#### TASK OBJECTIVE:
All of the material below is to be retyped exactly.

#### INFORMATION SUPPLIED:
= = = = =
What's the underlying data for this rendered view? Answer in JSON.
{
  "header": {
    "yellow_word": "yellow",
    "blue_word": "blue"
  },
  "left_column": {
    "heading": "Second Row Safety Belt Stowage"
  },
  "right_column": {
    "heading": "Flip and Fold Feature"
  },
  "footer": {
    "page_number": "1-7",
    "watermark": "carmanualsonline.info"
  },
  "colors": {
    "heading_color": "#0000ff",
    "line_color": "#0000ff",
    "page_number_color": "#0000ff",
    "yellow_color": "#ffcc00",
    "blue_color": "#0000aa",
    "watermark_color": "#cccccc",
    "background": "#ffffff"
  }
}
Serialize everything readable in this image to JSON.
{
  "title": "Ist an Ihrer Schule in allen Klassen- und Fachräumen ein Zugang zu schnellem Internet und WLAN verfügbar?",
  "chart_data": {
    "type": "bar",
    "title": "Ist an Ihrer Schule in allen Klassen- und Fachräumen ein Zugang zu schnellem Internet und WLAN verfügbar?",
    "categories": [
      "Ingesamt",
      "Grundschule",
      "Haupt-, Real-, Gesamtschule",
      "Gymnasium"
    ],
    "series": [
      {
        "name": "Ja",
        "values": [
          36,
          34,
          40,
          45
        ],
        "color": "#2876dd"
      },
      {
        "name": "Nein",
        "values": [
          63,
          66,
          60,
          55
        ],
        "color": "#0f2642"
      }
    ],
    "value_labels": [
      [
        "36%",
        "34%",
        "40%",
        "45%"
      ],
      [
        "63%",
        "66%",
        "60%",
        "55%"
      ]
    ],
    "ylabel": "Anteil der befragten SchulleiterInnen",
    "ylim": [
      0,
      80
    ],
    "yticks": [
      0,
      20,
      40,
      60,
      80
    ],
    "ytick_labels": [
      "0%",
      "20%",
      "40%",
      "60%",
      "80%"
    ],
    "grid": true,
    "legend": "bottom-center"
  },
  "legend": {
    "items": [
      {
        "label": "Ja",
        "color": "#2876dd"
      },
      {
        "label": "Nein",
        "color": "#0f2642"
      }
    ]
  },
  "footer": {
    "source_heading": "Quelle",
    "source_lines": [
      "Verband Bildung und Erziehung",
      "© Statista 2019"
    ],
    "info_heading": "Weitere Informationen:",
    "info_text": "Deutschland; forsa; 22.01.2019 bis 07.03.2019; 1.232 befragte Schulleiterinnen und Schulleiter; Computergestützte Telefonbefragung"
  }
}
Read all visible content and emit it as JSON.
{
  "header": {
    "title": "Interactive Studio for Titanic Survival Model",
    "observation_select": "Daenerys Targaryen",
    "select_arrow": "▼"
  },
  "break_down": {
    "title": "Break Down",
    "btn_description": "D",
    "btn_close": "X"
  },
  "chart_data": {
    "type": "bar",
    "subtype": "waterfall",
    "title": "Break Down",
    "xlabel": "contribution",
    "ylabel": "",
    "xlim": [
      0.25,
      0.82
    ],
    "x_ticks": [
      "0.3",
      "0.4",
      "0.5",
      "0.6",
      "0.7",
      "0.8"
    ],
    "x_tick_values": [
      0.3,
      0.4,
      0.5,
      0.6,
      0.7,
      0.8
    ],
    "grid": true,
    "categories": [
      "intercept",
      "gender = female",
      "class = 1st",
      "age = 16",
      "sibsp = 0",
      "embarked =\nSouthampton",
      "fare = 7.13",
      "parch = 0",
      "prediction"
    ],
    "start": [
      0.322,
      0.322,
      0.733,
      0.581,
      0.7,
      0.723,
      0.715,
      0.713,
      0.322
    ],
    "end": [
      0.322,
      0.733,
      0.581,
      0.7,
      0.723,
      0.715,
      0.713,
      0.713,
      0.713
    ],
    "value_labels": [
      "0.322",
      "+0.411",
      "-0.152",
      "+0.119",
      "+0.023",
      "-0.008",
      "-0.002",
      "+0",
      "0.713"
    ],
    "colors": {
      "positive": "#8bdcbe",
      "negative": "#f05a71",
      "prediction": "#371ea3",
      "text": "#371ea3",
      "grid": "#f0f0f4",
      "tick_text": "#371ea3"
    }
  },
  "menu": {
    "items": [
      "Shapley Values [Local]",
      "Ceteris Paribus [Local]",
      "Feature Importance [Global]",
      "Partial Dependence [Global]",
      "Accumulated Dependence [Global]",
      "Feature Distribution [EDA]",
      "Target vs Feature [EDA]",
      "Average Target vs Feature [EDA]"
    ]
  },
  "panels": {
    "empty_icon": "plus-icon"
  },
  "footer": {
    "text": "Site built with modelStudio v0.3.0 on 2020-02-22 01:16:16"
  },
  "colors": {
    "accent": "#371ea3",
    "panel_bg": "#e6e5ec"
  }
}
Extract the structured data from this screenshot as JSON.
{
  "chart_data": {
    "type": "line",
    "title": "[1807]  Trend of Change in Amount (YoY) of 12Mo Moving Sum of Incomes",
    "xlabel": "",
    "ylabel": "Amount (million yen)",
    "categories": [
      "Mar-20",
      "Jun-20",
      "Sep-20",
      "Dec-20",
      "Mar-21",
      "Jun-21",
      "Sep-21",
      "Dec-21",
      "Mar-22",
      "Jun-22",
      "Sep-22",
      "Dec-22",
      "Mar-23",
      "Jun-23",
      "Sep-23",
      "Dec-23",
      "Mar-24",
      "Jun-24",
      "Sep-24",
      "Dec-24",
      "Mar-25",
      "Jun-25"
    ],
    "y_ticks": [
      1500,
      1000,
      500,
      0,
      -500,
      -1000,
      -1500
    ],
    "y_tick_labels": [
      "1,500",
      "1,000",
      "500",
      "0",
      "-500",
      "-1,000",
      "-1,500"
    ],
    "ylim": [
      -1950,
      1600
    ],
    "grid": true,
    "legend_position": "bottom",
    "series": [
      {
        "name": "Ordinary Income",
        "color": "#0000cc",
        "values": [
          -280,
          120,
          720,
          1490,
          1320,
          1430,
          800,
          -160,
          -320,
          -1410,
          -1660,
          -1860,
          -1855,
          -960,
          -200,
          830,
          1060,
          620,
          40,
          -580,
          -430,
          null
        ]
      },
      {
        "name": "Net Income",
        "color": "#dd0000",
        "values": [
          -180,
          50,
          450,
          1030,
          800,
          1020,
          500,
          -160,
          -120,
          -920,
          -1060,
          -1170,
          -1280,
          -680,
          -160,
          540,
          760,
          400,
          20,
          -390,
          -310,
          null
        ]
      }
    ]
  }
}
= = = = =
#### SOLUTION FOR THIS EXERCISE:
What's the underlying data for this rendered view? Answer in JSON.
{
  "header": {
    "yellow_word": "yellow",
    "blue_word": "blue"
  },
  "left_column": {
    "heading": "Second Row Safety Belt Stowage"
  },
  "right_column": {
    "heading": "Flip and Fold Feature"
  },
  "footer": {
    "page_number": "1-7",
    "watermark": "carmanualsonline.info"
  },
  "colors": {
    "heading_color": "#0000ff",
    "line_color": "#0000ff",
    "page_number_color": "#0000ff",
    "yellow_color": "#ffcc00",
    "blue_color": "#0000aa",
    "watermark_color": "#cccccc",
    "background": "#ffffff"
  }
}
Serialize everything readable in this image to JSON.
{
  "title": "Ist an Ihrer Schule in allen Klassen- und Fachräumen ein Zugang zu schnellem Internet und WLAN verfügbar?",
  "chart_data": {
    "type": "bar",
    "title": "Ist an Ihrer Schule in allen Klassen- und Fachräumen ein Zugang zu schnellem Internet und WLAN verfügbar?",
    "categories": [
      "Ingesamt",
      "Grundschule",
      "Haupt-, Real-, Gesamtschule",
      "Gymnasium"
    ],
    "series": [
      {
        "name": "Ja",
        "values": [
          36,
          34,
          40,
          45
        ],
        "color": "#2876dd"
      },
      {
        "name": "Nein",
        "values": [
          63,
          66,
          60,
          55
        ],
        "color": "#0f2642"
      }
    ],
    "value_labels": [
      [
        "36%",
        "34%",
        "40%",
        "45%"
      ],
      [
        "63%",
        "66%",
        "60%",
        "55%"
      ]
    ],
    "ylabel": "Anteil der befragten SchulleiterInnen",
    "ylim": [
      0,
      80
    ],
    "yticks": [
      0,
      20,
      40,
      60,
      80
    ],
    "ytick_labels": [
      "0%",
      "20%",
      "40%",
      "60%",
      "80%"
    ],
    "grid": true,
    "legend": "bottom-center"
  },
  "legend": {
    "items": [
      {
        "label": "Ja",
        "color": "#2876dd"
      },
      {
        "label": "Nein",
        "color": "#0f2642"
      }
    ]
  },
  "footer": {
    "source_heading": "Quelle",
    "source_lines": [
      "Verband Bildung und Erziehung",
      "© Statista 2019"
    ],
    "info_heading": "Weitere Informationen:",
    "info_text": "Deutschland; forsa; 22.01.2019 bis 07.03.2019; 1.232 befragte Schulleiterinnen und Schulleiter; Computergestützte Telefonbefragung"
  }
}
Read all visible content and emit it as JSON.
{
  "header": {
    "title": "Interactive Studio for Titanic Survival Model",
    "observation_select": "Daenerys Targaryen",
    "select_arrow": "▼"
  },
  "break_down": {
    "title": "Break Down",
    "btn_description": "D",
    "btn_close": "X"
  },
  "chart_data": {
    "type": "bar",
    "subtype": "waterfall",
    "title": "Break Down",
    "xlabel": "contribution",
    "ylabel": "",
    "xlim": [
      0.25,
      0.82
    ],
    "x_ticks": [
      "0.3",
      "0.4",
      "0.5",
      "0.6",
      "0.7",
      "0.8"
    ],
    "x_tick_values": [
      0.3,
      0.4,
      0.5,
      0.6,
      0.7,
      0.8
    ],
    "grid": true,
    "categories": [
      "intercept",
      "gender = female",
      "class = 1st",
      "age = 16",
      "sibsp = 0",
      "embarked =\nSouthampton",
      "fare = 7.13",
      "parch = 0",
      "prediction"
    ],
    "start": [
      0.322,
      0.322,
      0.733,
      0.581,
      0.7,
      0.723,
      0.715,
      0.713,
      0.322
    ],
    "end": [
      0.322,
      0.733,
      0.581,
      0.7,
      0.723,
      0.715,
      0.713,
      0.713,
      0.713
    ],
    "value_labels": [
      "0.322",
      "+0.411",
      "-0.152",
      "+0.119",
      "+0.023",
      "-0.008",
      "-0.002",
      "+0",
      "0.713"
    ],
    "colors": {
      "positive": "#8bdcbe",
      "negative": "#f05a71",
      "prediction": "#371ea3",
      "text": "#371ea3",
      "grid": "#f0f0f4",
      "tick_text": "#371ea3"
    }
  },
  "menu": {
    "items": [
      "Shapley Values [Local]",
      "Ceteris Paribus [Local]",
      "Feature Importance [Global]",
      "Partial Dependence [Global]",
      "Accumulated Dependence [Global]",
      "Feature Distribution [EDA]",
      "Target vs Feature [EDA]",
      "Average Target vs Feature [EDA]"
    ]
  },
  "panels": {
    "empty_icon": "plus-icon"
  },
  "footer": {
    "text": "Site built with modelStudio v0.3.0 on 2020-02-22 01:16:16"
  },
  "colors": {
    "accent": "#371ea3",
    "panel_bg": "#e6e5ec"
  }
}
Extract the structured data from this screenshot as JSON.
{
  "chart_data": {
    "type": "line",
    "title": "[1807]  Trend of Change in Amount (YoY) of 12Mo Moving Sum of Incomes",
    "xlabel": "",
    "ylabel": "Amount (million yen)",
    "categories": [
      "Mar-20",
      "Jun-20",
      "Sep-20",
      "Dec-20",
      "Mar-21",
      "Jun-21",
      "Sep-21",
      "Dec-21",
      "Mar-22",
      "Jun-22",
      "Sep-22",
      "Dec-22",
      "Mar-23",
      "Jun-23",
      "Sep-23",
      "Dec-23",
      "Mar-24",
      "Jun-24",
      "Sep-24",
      "Dec-24",
      "Mar-25",
      "Jun-25"
    ],
    "y_ticks": [
      1500,
      1000,
      500,
      0,
      -500,
      -1000,
      -1500
    ],
    "y_tick_labels": [
      "1,500",
      "1,000",
      "500",
      "0",
      "-500",
      "-1,000",
      "-1,500"
    ],
    "ylim": [
      -1950,
      1600
    ],
    "grid": true,
    "legend_position": "bottom",
    "series": [
      {
        "name": "Ordinary Income",
        "color": "#0000cc",
        "values": [
          -280,
          120,
          720,
          1490,
          1320,
          1430,
          800,
          -160,
          -320,
          -1410,
          -1660,
          -1860,
          -1855,
          -960,
          -200,
          830,
          1060,
          620,
          40,
          -580,
          -430,
          null
        ]
      },
      {
        "name": "Net Income",
        "color": "#dd0000",
        "values": [
          -180,
          50,
          450,
          1030,
          800,
          1020,
          500,
          -160,
          -120,
          -920,
          -1060,
          -1170,
          -1280,
          -680,
          -160,
          540,
          760,
          400,
          20,
          -390,
          -310,
          null
        ]
      }
    ]
  }
}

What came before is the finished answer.